### Required work
All the data should be repeated exactly. Any image in it is left out.

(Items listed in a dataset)
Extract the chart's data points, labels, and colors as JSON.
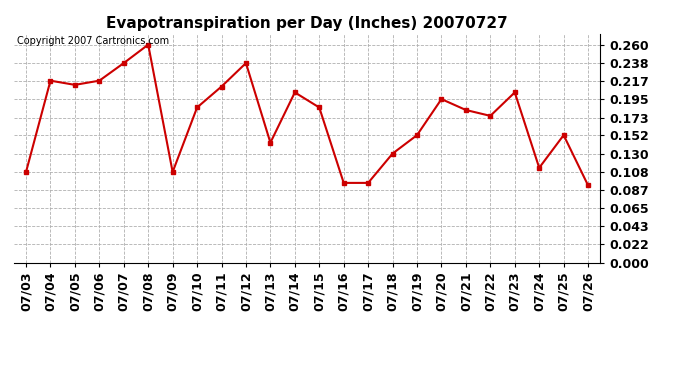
{
  "title": "Evapotranspiration per Day (Inches) 20070727",
  "copyright": "Copyright 2007 Cartronics.com",
  "dates": [
    "07/03",
    "07/04",
    "07/05",
    "07/06",
    "07/07",
    "07/08",
    "07/09",
    "07/10",
    "07/11",
    "07/12",
    "07/13",
    "07/14",
    "07/15",
    "07/16",
    "07/17",
    "07/18",
    "07/19",
    "07/20",
    "07/21",
    "07/22",
    "07/23",
    "07/24",
    "07/25",
    "07/26"
  ],
  "values": [
    0.108,
    0.217,
    0.212,
    0.217,
    0.238,
    0.26,
    0.108,
    0.185,
    0.21,
    0.238,
    0.143,
    0.203,
    0.185,
    0.095,
    0.095,
    0.13,
    0.152,
    0.195,
    0.182,
    0.175,
    0.203,
    0.113,
    0.152,
    0.092
  ],
  "line_color": "#cc0000",
  "marker": "s",
  "marker_size": 3,
  "ylim": [
    0.0,
    0.273
  ],
  "yticks": [
    0.0,
    0.022,
    0.043,
    0.065,
    0.087,
    0.108,
    0.13,
    0.152,
    0.173,
    0.195,
    0.217,
    0.238,
    0.26
  ],
  "background_color": "#ffffff",
  "plot_bg_color": "#ffffff",
  "grid_color": "#b0b0b0",
  "title_fontsize": 11,
  "copyright_fontsize": 7,
  "tick_fontsize": 9
}
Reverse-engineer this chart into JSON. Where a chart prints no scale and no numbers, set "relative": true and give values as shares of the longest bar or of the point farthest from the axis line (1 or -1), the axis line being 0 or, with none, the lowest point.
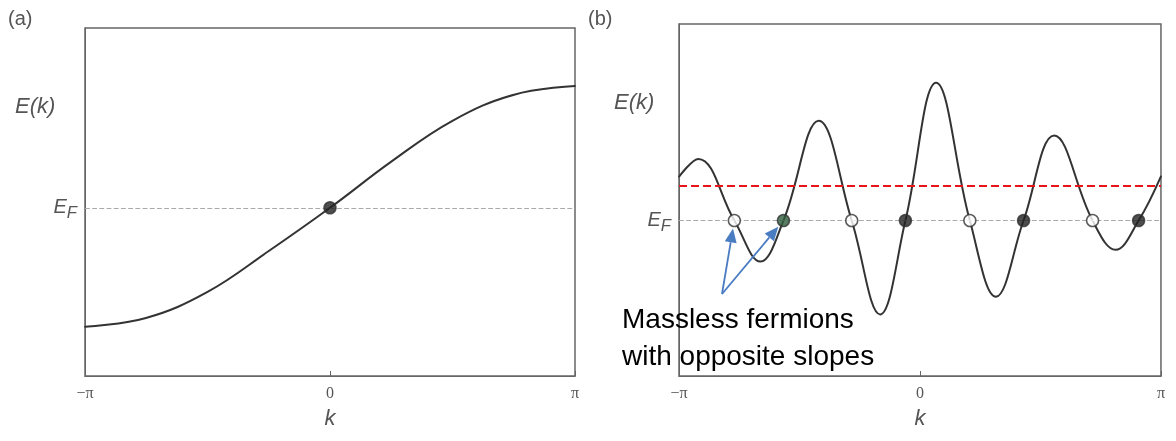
{
  "chart_data": [
    {
      "type": "line",
      "title": "(a)",
      "xlabel": "k",
      "ylabel": "E(k)",
      "relative": true,
      "xlim": [
        -3.1416,
        3.1416
      ],
      "xticks": [
        {
          "value": -3.1416,
          "label": "−π"
        },
        {
          "value": 0,
          "label": "0"
        },
        {
          "value": 3.1416,
          "label": "π"
        }
      ],
      "ref_lines": [
        {
          "axis": "y",
          "value": 0.58,
          "label": "E$_{F}$",
          "color": "#aaaaaa",
          "line_style": "dashed"
        }
      ],
      "series": [
        {
          "type": "line",
          "color": "#333333",
          "x": [
            -3.14,
            -2.36,
            -1.57,
            -0.79,
            0,
            0.79,
            1.57,
            2.36,
            3.14
          ],
          "values": [
            0.17,
            0.2,
            0.29,
            0.43,
            0.58,
            0.74,
            0.88,
            0.97,
            1.0
          ]
        },
        {
          "type": "scatter",
          "marker": "circle",
          "color": "#222222",
          "x": [
            0
          ],
          "values": [
            0.58
          ]
        }
      ]
    },
    {
      "type": "line",
      "title": "(b)",
      "xlabel": "k",
      "ylabel": "E(k)",
      "relative": true,
      "xlim": [
        -3.1416,
        3.1416
      ],
      "xticks": [
        {
          "value": -3.1416,
          "label": "−π"
        },
        {
          "value": 0,
          "label": "0"
        },
        {
          "value": 3.1416,
          "label": "π"
        }
      ],
      "ref_lines": [
        {
          "axis": "y",
          "value": 0.53,
          "label": "E$_{F}$",
          "color": "#aaaaaa",
          "line_style": "dashed"
        },
        {
          "axis": "y",
          "value": 0.65,
          "color": "#e8141a",
          "line_style": "dashed"
        }
      ],
      "annotations": [
        "Massless fermions\nwith opposite slopes"
      ],
      "series": [
        {
          "type": "line",
          "color": "#333333",
          "x": [
            -3.14,
            -2.89,
            -2.42,
            -2.08,
            -1.78,
            -1.32,
            -0.89,
            -0.52,
            -0.19,
            0.21,
            0.65,
            0.99,
            1.35,
            1.75,
            2.25,
            2.55,
            2.85,
            3.14
          ],
          "values": [
            0.68,
            0.74,
            0.53,
            0.39,
            0.53,
            0.87,
            0.53,
            0.21,
            0.53,
            1.0,
            0.53,
            0.27,
            0.53,
            0.82,
            0.53,
            0.43,
            0.53,
            0.68
          ]
        },
        {
          "type": "scatter",
          "marker": "circle",
          "color": "#ffffff",
          "x": [
            -2.42,
            -0.89,
            0.65,
            2.25
          ],
          "values": [
            0.53,
            0.53,
            0.53,
            0.53
          ]
        },
        {
          "type": "scatter",
          "marker": "circle",
          "color": "#222222",
          "colors": [
            "#2f5e3c",
            "#222222",
            "#222222",
            "#222222"
          ],
          "x": [
            -1.78,
            -0.19,
            1.35,
            2.85
          ],
          "values": [
            0.53,
            0.53,
            0.53,
            0.53
          ]
        }
      ]
    }
  ]
}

### Solution to the problem
Extract the chart's data points, labels, and colors as JSON.
{
  "title": "Evapotranspiration per Day (Inches) 20070727",
  "copyright": "Copyright 2007 Cartronics.com",
  "dates": [
    "07/03",
    "07/04",
    "07/05",
    "07/06",
    "07/07",
    "07/08",
    "07/09",
    "07/10",
    "07/11",
    "07/12",
    "07/13",
    "07/14",
    "07/15",
    "07/16",
    "07/17",
    "07/18",
    "07/19",
    "07/20",
    "07/21",
    "07/22",
    "07/23",
    "07/24",
    "07/25",
    "07/26"
  ],
  "values": [
    0.108,
    0.217,
    0.212,
    0.217,
    0.238,
    0.26,
    0.108,
    0.185,
    0.21,
    0.238,
    0.143,
    0.203,
    0.185,
    0.095,
    0.095,
    0.13,
    0.152,
    0.195,
    0.182,
    0.175,
    0.203,
    0.113,
    0.152,
    0.092
  ],
  "line_color": "#cc0000",
  "marker": "s",
  "marker_size": 3,
  "ylim": [
    0.0,
    0.273
  ],
  "yticks": [
    0.0,
    0.022,
    0.043,
    0.065,
    0.087,
    0.108,
    0.13,
    0.152,
    0.173,
    0.195,
    0.217,
    0.238,
    0.26
  ],
  "background_color": "#ffffff",
  "plot_bg_color": "#ffffff",
  "grid_color": "#b0b0b0",
  "title_fontsize": 11,
  "copyright_fontsize": 7,
  "tick_fontsize": 9
}
Reverse-engineer this chart into JSON. Where a chart prints no scale and no numbers, set "relative": true and give values as shares of the longest bar or of the point farthest from the axis line (1 or -1), the axis line being 0 or, with none, the lowest point.
{
  "chart_data": [
    {
      "type": "line",
      "title": "(a)",
      "xlabel": "k",
      "ylabel": "E(k)",
      "relative": true,
      "xlim": [
        -3.1416,
        3.1416
      ],
      "xticks": [
        {
          "value": -3.1416,
          "label": "−π"
        },
        {
          "value": 0,
          "label": "0"
        },
        {
          "value": 3.1416,
          "label": "π"
        }
      ],
      "ref_lines": [
        {
          "axis": "y",
          "value": 0.58,
          "label": "E$_{F}$",
          "color": "#aaaaaa",
          "line_style": "dashed"
        }
      ],
      "series": [
        {
          "type": "line",
          "color": "#333333",
          "x": [
            -3.14,
            -2.36,
            -1.57,
            -0.79,
            0,
            0.79,
            1.57,
            2.36,
            3.14
          ],
          "values": [
            0.17,
            0.2,
            0.29,
            0.43,
            0.58,
            0.74,
            0.88,
            0.97,
            1.0
          ]
        },
        {
          "type": "scatter",
          "marker": "circle",
          "color": "#222222",
          "x": [
            0
          ],
          "values": [
            0.58
          ]
        }
      ]
    },
    {
      "type": "line",
      "title": "(b)",
      "xlabel": "k",
      "ylabel": "E(k)",
      "relative": true,
      "xlim": [
        -3.1416,
        3.1416
      ],
      "xticks": [
        {
          "value": -3.1416,
          "label": "−π"
        },
        {
          "value": 0,
          "label": "0"
        },
        {
          "value": 3.1416,
          "label": "π"
        }
      ],
      "ref_lines": [
        {
          "axis": "y",
          "value": 0.53,
          "label": "E$_{F}$",
          "color": "#aaaaaa",
          "line_style": "dashed"
        },
        {
          "axis": "y",
          "value": 0.65,
          "color": "#e8141a",
          "line_style": "dashed"
        }
      ],
      "annotations": [
        "Massless fermions\nwith opposite slopes"
      ],
      "series": [
        {
          "type": "line",
          "color": "#333333",
          "x": [
            -3.14,
            -2.89,
            -2.42,
            -2.08,
            -1.78,
            -1.32,
            -0.89,
            -0.52,
            -0.19,
            0.21,
            0.65,
            0.99,
            1.35,
            1.75,
            2.25,
            2.55,
            2.85,
            3.14
          ],
          "values": [
            0.68,
            0.74,
            0.53,
            0.39,
            0.53,
            0.87,
            0.53,
            0.21,
            0.53,
            1.0,
            0.53,
            0.27,
            0.53,
            0.82,
            0.53,
            0.43,
            0.53,
            0.68
          ]
        },
        {
          "type": "scatter",
          "marker": "circle",
          "color": "#ffffff",
          "x": [
            -2.42,
            -0.89,
            0.65,
            2.25
          ],
          "values": [
            0.53,
            0.53,
            0.53,
            0.53
          ]
        },
        {
          "type": "scatter",
          "marker": "circle",
          "color": "#222222",
          "colors": [
            "#2f5e3c",
            "#222222",
            "#222222",
            "#222222"
          ],
          "x": [
            -1.78,
            -0.19,
            1.35,
            2.85
          ],
          "values": [
            0.53,
            0.53,
            0.53,
            0.53
          ]
        }
      ]
    }
  ]
}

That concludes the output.